** START OF Entries supplied **

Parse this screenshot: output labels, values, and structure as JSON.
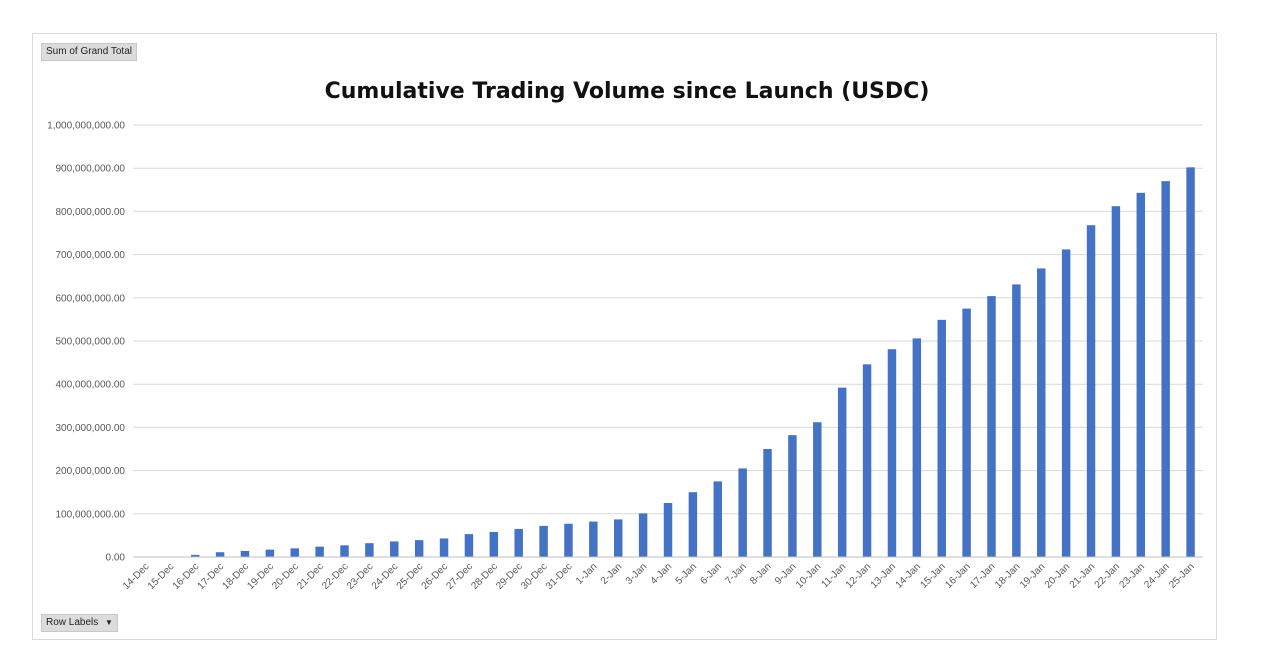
{
  "pivot": {
    "value_field_label": "Sum of Grand Total",
    "row_labels_label": "Row Labels",
    "dropdown_icon": "chevron-down-icon"
  },
  "colors": {
    "bar": "#4472c4",
    "grid": "#d9d9d9",
    "axis": "#bfbfbf"
  },
  "chart_data": {
    "type": "bar",
    "title": "Cumulative Trading Volume since Launch (USDC)",
    "xlabel": "",
    "ylabel": "",
    "ylim": [
      0,
      1000000000
    ],
    "yticks": [
      0,
      100000000,
      200000000,
      300000000,
      400000000,
      500000000,
      600000000,
      700000000,
      800000000,
      900000000,
      1000000000
    ],
    "ytick_labels": [
      "0.00",
      "100,000,000.00",
      "200,000,000.00",
      "300,000,000.00",
      "400,000,000.00",
      "500,000,000.00",
      "600,000,000.00",
      "700,000,000.00",
      "800,000,000.00",
      "900,000,000.00",
      "1,000,000,000.00"
    ],
    "grid": true,
    "legend": "none",
    "categories": [
      "14-Dec",
      "15-Dec",
      "16-Dec",
      "17-Dec",
      "18-Dec",
      "19-Dec",
      "20-Dec",
      "21-Dec",
      "22-Dec",
      "23-Dec",
      "24-Dec",
      "25-Dec",
      "26-Dec",
      "27-Dec",
      "28-Dec",
      "29-Dec",
      "30-Dec",
      "31-Dec",
      "1-Jan",
      "2-Jan",
      "3-Jan",
      "4-Jan",
      "5-Jan",
      "6-Jan",
      "7-Jan",
      "8-Jan",
      "9-Jan",
      "10-Jan",
      "11-Jan",
      "12-Jan",
      "13-Jan",
      "14-Jan",
      "15-Jan",
      "16-Jan",
      "17-Jan",
      "18-Jan",
      "19-Jan",
      "20-Jan",
      "21-Jan",
      "22-Jan",
      "23-Jan",
      "24-Jan",
      "25-Jan"
    ],
    "values": [
      0,
      1000000,
      5000000,
      11000000,
      14000000,
      17000000,
      20000000,
      24000000,
      27000000,
      32000000,
      36000000,
      39000000,
      43000000,
      53000000,
      58000000,
      65000000,
      72000000,
      77000000,
      82000000,
      87000000,
      101000000,
      125000000,
      150000000,
      175000000,
      205000000,
      250000000,
      282000000,
      312000000,
      392000000,
      446000000,
      481000000,
      506000000,
      549000000,
      575000000,
      604000000,
      631000000,
      668000000,
      712000000,
      768000000,
      812000000,
      843000000,
      870000000,
      902000000
    ]
  }
}
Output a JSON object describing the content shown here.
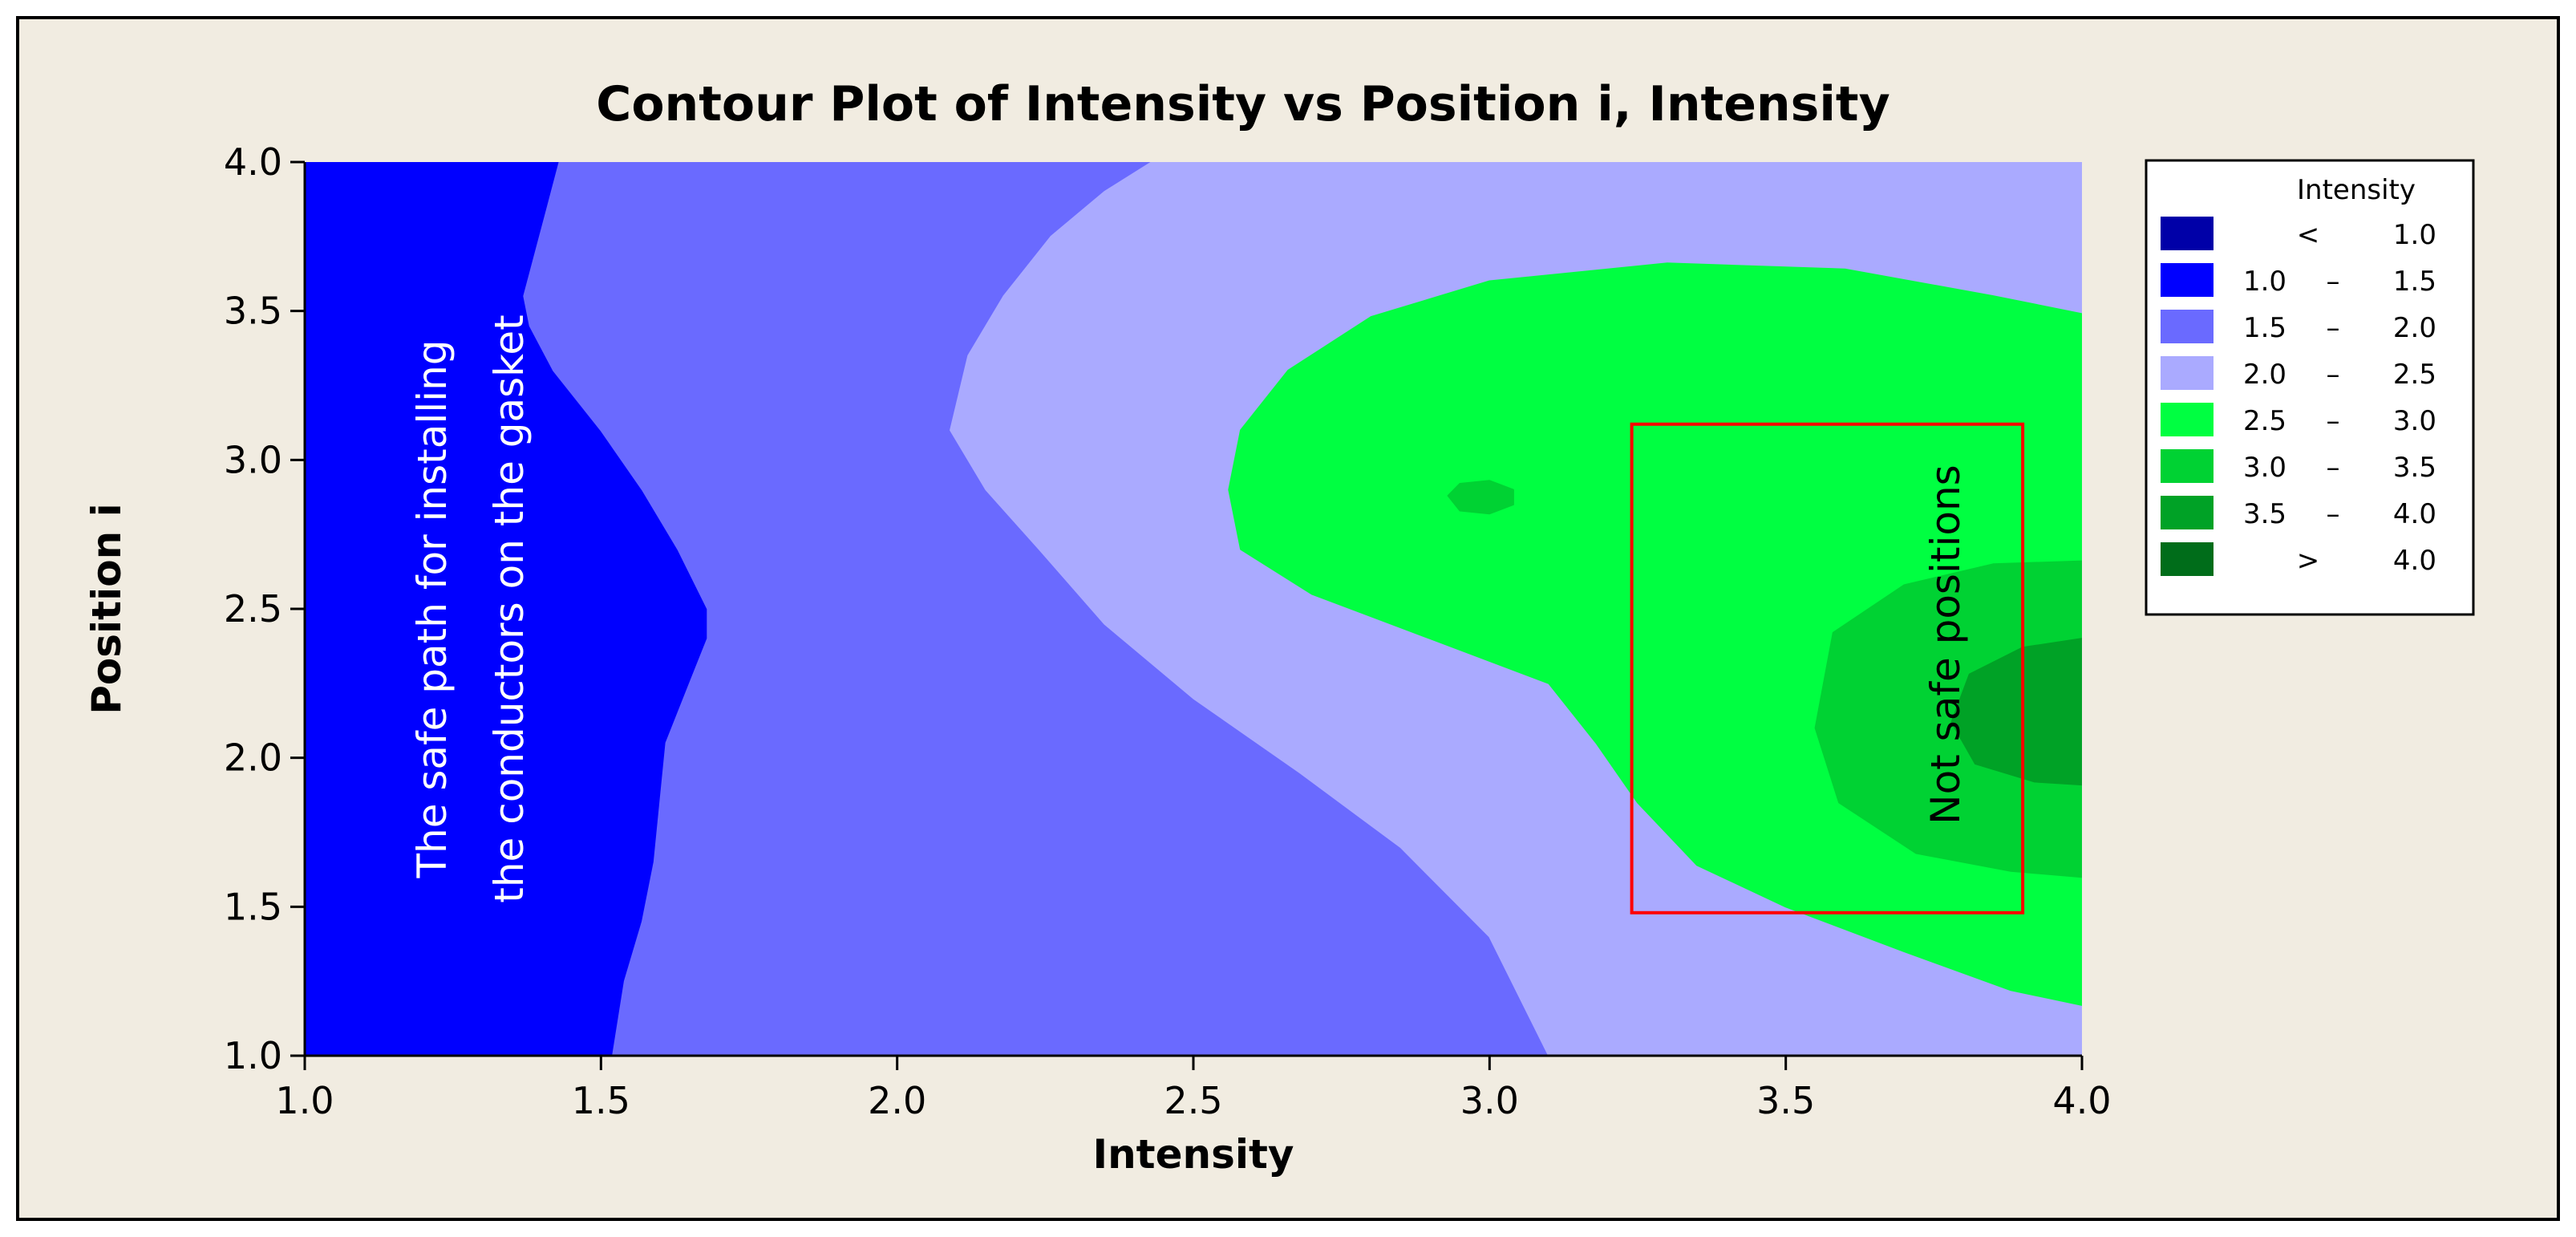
{
  "chart_data": {
    "type": "contour",
    "title": "Contour Plot of Intensity vs Position i, Intensity",
    "xlabel": "Intensity",
    "ylabel": "Position i",
    "xlim": [
      1.0,
      4.0
    ],
    "ylim": [
      1.0,
      4.0
    ],
    "x_ticks": [
      "1.0",
      "1.5",
      "2.0",
      "2.5",
      "3.0",
      "3.5",
      "4.0"
    ],
    "y_ticks": [
      "1.0",
      "1.5",
      "2.0",
      "2.5",
      "3.0",
      "3.5",
      "4.0"
    ],
    "x_tick_values": [
      1.0,
      1.5,
      2.0,
      2.5,
      3.0,
      3.5,
      4.0
    ],
    "y_tick_values": [
      1.0,
      1.5,
      2.0,
      2.5,
      3.0,
      3.5,
      4.0
    ],
    "grid": false,
    "legend_position": "right",
    "legend": {
      "title": "Intensity",
      "items": [
        {
          "low": "<",
          "high": "1.0",
          "color": "#0000a8"
        },
        {
          "low": "1.0",
          "sep": "–",
          "high": "1.5",
          "color": "#0000ff"
        },
        {
          "low": "1.5",
          "sep": "–",
          "high": "2.0",
          "color": "#6a6aff"
        },
        {
          "low": "2.0",
          "sep": "–",
          "high": "2.5",
          "color": "#aaaaff"
        },
        {
          "low": "2.5",
          "sep": "–",
          "high": "3.0",
          "color": "#00ff41"
        },
        {
          "low": "3.0",
          "sep": "–",
          "high": "3.5",
          "color": "#00d233"
        },
        {
          "low": "3.5",
          "sep": "–",
          "high": "4.0",
          "color": "#00a226"
        },
        {
          "low": ">",
          "high": "4.0",
          "color": "#006d1a"
        }
      ]
    },
    "regions": [
      {
        "level": "1.5 – 2.0",
        "color": "#6a6aff",
        "points": [
          [
            1.43,
            4.0
          ],
          [
            1.41,
            3.85
          ],
          [
            1.39,
            3.7
          ],
          [
            1.37,
            3.55
          ],
          [
            1.38,
            3.45
          ],
          [
            1.42,
            3.3
          ],
          [
            1.5,
            3.1
          ],
          [
            1.57,
            2.9
          ],
          [
            1.63,
            2.7
          ],
          [
            1.68,
            2.5
          ],
          [
            1.68,
            2.4
          ],
          [
            1.65,
            2.25
          ],
          [
            1.61,
            2.05
          ],
          [
            1.6,
            1.85
          ],
          [
            1.59,
            1.65
          ],
          [
            1.57,
            1.45
          ],
          [
            1.54,
            1.25
          ],
          [
            1.52,
            1.0
          ],
          [
            4.0,
            1.0
          ],
          [
            4.0,
            4.0
          ]
        ]
      },
      {
        "level": "2.0 – 2.5",
        "color": "#aaaaff",
        "points": [
          [
            2.43,
            4.0
          ],
          [
            2.35,
            3.9
          ],
          [
            2.26,
            3.75
          ],
          [
            2.18,
            3.55
          ],
          [
            2.12,
            3.35
          ],
          [
            2.09,
            3.1
          ],
          [
            2.15,
            2.9
          ],
          [
            2.24,
            2.7
          ],
          [
            2.35,
            2.45
          ],
          [
            2.5,
            2.2
          ],
          [
            2.68,
            1.95
          ],
          [
            2.85,
            1.7
          ],
          [
            3.0,
            1.4
          ],
          [
            3.1,
            1.0
          ],
          [
            4.0,
            1.0
          ],
          [
            4.0,
            4.0
          ]
        ]
      },
      {
        "level": "2.5 – 3.0",
        "color": "#00ff41",
        "points": [
          [
            2.56,
            2.9
          ],
          [
            2.58,
            3.1
          ],
          [
            2.66,
            3.3
          ],
          [
            2.8,
            3.48
          ],
          [
            3.0,
            3.6
          ],
          [
            3.3,
            3.66
          ],
          [
            3.6,
            3.64
          ],
          [
            3.85,
            3.55
          ],
          [
            4.0,
            3.49
          ],
          [
            4.0,
            1.17
          ],
          [
            3.88,
            1.22
          ],
          [
            3.7,
            1.35
          ],
          [
            3.5,
            1.5
          ],
          [
            3.35,
            1.64
          ],
          [
            3.25,
            1.85
          ],
          [
            3.18,
            2.05
          ],
          [
            3.1,
            2.25
          ],
          [
            2.9,
            2.4
          ],
          [
            2.7,
            2.55
          ],
          [
            2.58,
            2.7
          ]
        ]
      },
      {
        "level": "3.0 – 3.5",
        "color": "#00d233",
        "points": [
          [
            4.0,
            2.66
          ],
          [
            3.85,
            2.65
          ],
          [
            3.7,
            2.58
          ],
          [
            3.58,
            2.42
          ],
          [
            3.55,
            2.1
          ],
          [
            3.59,
            1.85
          ],
          [
            3.72,
            1.68
          ],
          [
            3.88,
            1.62
          ],
          [
            4.0,
            1.6
          ]
        ]
      },
      {
        "level": "3.0 – 3.5",
        "color": "#00d233",
        "points": [
          [
            2.93,
            2.88
          ],
          [
            2.95,
            2.92
          ],
          [
            3.0,
            2.93
          ],
          [
            3.04,
            2.9
          ],
          [
            3.04,
            2.85
          ],
          [
            3.0,
            2.82
          ],
          [
            2.95,
            2.83
          ]
        ]
      },
      {
        "level": "3.5 – 4.0",
        "color": "#00a226",
        "points": [
          [
            4.0,
            2.4
          ],
          [
            3.9,
            2.37
          ],
          [
            3.81,
            2.28
          ],
          [
            3.78,
            2.12
          ],
          [
            3.82,
            1.98
          ],
          [
            3.92,
            1.92
          ],
          [
            4.0,
            1.91
          ]
        ]
      }
    ],
    "annotations": [
      {
        "text": "The safe path for installing\nthe conductors on the gasket",
        "x": 1.28,
        "y": 2.5,
        "rotation": -90,
        "color": "#ffffff"
      },
      {
        "text": "Not safe positions",
        "x": 3.77,
        "y": 2.38,
        "rotation": -90,
        "color": "#000000"
      }
    ],
    "highlight_box": {
      "x0": 3.24,
      "x1": 3.9,
      "y0": 1.48,
      "y1": 3.12,
      "color": "#ff0000"
    }
  }
}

** END OF Entries supplied **

**Exercise**
From the data above, copy each line that has the string "JSON".

**Solution**
Parse this screenshot: output labels, values, and structure as JSON.
Output a JSON object describing the content shown here.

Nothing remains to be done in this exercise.